--- Begin MATERIAL PROVIDED ---

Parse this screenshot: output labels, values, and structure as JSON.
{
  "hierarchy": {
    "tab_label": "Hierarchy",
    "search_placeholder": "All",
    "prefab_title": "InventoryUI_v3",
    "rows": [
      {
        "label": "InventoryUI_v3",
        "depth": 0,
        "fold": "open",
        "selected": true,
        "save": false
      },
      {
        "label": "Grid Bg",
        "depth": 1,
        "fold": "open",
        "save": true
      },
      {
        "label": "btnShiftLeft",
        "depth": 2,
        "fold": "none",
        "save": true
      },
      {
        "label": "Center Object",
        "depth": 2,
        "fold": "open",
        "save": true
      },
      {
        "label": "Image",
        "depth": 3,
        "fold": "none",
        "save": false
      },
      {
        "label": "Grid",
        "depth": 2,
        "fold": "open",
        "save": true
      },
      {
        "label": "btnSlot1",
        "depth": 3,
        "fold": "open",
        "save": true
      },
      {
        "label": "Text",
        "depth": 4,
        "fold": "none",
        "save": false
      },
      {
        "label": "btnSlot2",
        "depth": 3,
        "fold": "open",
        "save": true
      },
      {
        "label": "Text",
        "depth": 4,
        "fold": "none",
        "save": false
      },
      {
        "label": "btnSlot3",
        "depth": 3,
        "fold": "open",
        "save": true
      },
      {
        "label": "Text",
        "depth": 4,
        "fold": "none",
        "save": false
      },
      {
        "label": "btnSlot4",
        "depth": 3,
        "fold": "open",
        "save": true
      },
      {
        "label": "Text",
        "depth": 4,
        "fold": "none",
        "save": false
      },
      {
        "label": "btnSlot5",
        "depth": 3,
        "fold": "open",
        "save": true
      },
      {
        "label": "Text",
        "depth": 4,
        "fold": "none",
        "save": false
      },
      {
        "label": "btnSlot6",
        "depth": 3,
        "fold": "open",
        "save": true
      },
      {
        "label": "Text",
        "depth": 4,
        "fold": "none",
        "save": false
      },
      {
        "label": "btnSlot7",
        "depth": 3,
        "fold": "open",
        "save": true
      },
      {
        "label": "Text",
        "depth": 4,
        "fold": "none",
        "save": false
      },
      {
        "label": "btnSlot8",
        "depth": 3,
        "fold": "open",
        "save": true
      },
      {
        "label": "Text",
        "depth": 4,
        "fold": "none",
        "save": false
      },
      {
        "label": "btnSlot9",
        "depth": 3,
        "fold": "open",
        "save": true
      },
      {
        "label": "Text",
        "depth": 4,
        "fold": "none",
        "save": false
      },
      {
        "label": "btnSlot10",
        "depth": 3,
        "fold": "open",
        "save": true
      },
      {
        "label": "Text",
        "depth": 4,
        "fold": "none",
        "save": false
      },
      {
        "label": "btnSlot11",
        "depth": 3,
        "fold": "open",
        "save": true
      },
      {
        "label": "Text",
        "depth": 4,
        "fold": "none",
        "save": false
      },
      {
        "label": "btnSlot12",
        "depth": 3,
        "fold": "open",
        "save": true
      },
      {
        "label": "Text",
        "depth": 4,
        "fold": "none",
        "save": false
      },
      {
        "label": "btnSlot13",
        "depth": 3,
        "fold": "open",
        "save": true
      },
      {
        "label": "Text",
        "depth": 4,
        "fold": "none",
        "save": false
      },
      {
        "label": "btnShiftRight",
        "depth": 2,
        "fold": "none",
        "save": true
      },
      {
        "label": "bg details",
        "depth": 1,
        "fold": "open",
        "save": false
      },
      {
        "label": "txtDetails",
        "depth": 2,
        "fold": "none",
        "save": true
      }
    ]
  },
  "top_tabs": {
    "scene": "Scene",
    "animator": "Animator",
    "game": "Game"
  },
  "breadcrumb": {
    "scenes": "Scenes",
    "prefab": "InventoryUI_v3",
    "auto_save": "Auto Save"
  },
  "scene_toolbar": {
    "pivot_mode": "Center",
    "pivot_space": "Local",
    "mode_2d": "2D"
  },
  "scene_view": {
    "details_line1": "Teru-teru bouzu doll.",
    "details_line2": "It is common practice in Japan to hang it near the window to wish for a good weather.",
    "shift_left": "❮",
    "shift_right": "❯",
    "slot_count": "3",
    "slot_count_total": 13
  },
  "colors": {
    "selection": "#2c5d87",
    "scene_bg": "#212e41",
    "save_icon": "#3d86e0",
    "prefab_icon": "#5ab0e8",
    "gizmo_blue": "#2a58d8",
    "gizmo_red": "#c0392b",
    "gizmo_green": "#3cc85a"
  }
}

--- End MATERIAL PROVIDED ---

__YOUR OBJECTIVE__: The records above are to be repeated exactly, in their entirety.

__RESULT OF THE TASK__:
Parse this screenshot: output labels, values, and structure as JSON.
{
  "hierarchy": {
    "tab_label": "Hierarchy",
    "search_placeholder": "All",
    "prefab_title": "InventoryUI_v3",
    "rows": [
      {
        "label": "InventoryUI_v3",
        "depth": 0,
        "fold": "open",
        "selected": true,
        "save": false
      },
      {
        "label": "Grid Bg",
        "depth": 1,
        "fold": "open",
        "save": true
      },
      {
        "label": "btnShiftLeft",
        "depth": 2,
        "fold": "none",
        "save": true
      },
      {
        "label": "Center Object",
        "depth": 2,
        "fold": "open",
        "save": true
      },
      {
        "label": "Image",
        "depth": 3,
        "fold": "none",
        "save": false
      },
      {
        "label": "Grid",
        "depth": 2,
        "fold": "open",
        "save": true
      },
      {
        "label": "btnSlot1",
        "depth": 3,
        "fold": "open",
        "save": true
      },
      {
        "label": "Text",
        "depth": 4,
        "fold": "none",
        "save": false
      },
      {
        "label": "btnSlot2",
        "depth": 3,
        "fold": "open",
        "save": true
      },
      {
        "label": "Text",
        "depth": 4,
        "fold": "none",
        "save": false
      },
      {
        "label": "btnSlot3",
        "depth": 3,
        "fold": "open",
        "save": true
      },
      {
        "label": "Text",
        "depth": 4,
        "fold": "none",
        "save": false
      },
      {
        "label": "btnSlot4",
        "depth": 3,
        "fold": "open",
        "save": true
      },
      {
        "label": "Text",
        "depth": 4,
        "fold": "none",
        "save": false
      },
      {
        "label": "btnSlot5",
        "depth": 3,
        "fold": "open",
        "save": true
      },
      {
        "label": "Text",
        "depth": 4,
        "fold": "none",
        "save": false
      },
      {
        "label": "btnSlot6",
        "depth": 3,
        "fold": "open",
        "save": true
      },
      {
        "label": "Text",
        "depth": 4,
        "fold": "none",
        "save": false
      },
      {
        "label": "btnSlot7",
        "depth": 3,
        "fold": "open",
        "save": true
      },
      {
        "label": "Text",
        "depth": 4,
        "fold": "none",
        "save": false
      },
      {
        "label": "btnSlot8",
        "depth": 3,
        "fold": "open",
        "save": true
      },
      {
        "label": "Text",
        "depth": 4,
        "fold": "none",
        "save": false
      },
      {
        "label": "btnSlot9",
        "depth": 3,
        "fold": "open",
        "save": true
      },
      {
        "label": "Text",
        "depth": 4,
        "fold": "none",
        "save": false
      },
      {
        "label": "btnSlot10",
        "depth": 3,
        "fold": "open",
        "save": true
      },
      {
        "label": "Text",
        "depth": 4,
        "fold": "none",
        "save": false
      },
      {
        "label": "btnSlot11",
        "depth": 3,
        "fold": "open",
        "save": true
      },
      {
        "label": "Text",
        "depth": 4,
        "fold": "none",
        "save": false
      },
      {
        "label": "btnSlot12",
        "depth": 3,
        "fold": "open",
        "save": true
      },
      {
        "label": "Text",
        "depth": 4,
        "fold": "none",
        "save": false
      },
      {
        "label": "btnSlot13",
        "depth": 3,
        "fold": "open",
        "save": true
      },
      {
        "label": "Text",
        "depth": 4,
        "fold": "none",
        "save": false
      },
      {
        "label": "btnShiftRight",
        "depth": 2,
        "fold": "none",
        "save": true
      },
      {
        "label": "bg details",
        "depth": 1,
        "fold": "open",
        "save": false
      },
      {
        "label": "txtDetails",
        "depth": 2,
        "fold": "none",
        "save": true
      }
    ]
  },
  "top_tabs": {
    "scene": "Scene",
    "animator": "Animator",
    "game": "Game"
  },
  "breadcrumb": {
    "scenes": "Scenes",
    "prefab": "InventoryUI_v3",
    "auto_save": "Auto Save"
  },
  "scene_toolbar": {
    "pivot_mode": "Center",
    "pivot_space": "Local",
    "mode_2d": "2D"
  },
  "scene_view": {
    "details_line1": "Teru-teru bouzu doll.",
    "details_line2": "It is common practice in Japan to hang it near the window to wish for a good weather.",
    "shift_left": "❮",
    "shift_right": "❯",
    "slot_count": "3",
    "slot_count_total": 13
  },
  "colors": {
    "selection": "#2c5d87",
    "scene_bg": "#212e41",
    "save_icon": "#3d86e0",
    "prefab_icon": "#5ab0e8",
    "gizmo_blue": "#2a58d8",
    "gizmo_red": "#c0392b",
    "gizmo_green": "#3cc85a"
  }
}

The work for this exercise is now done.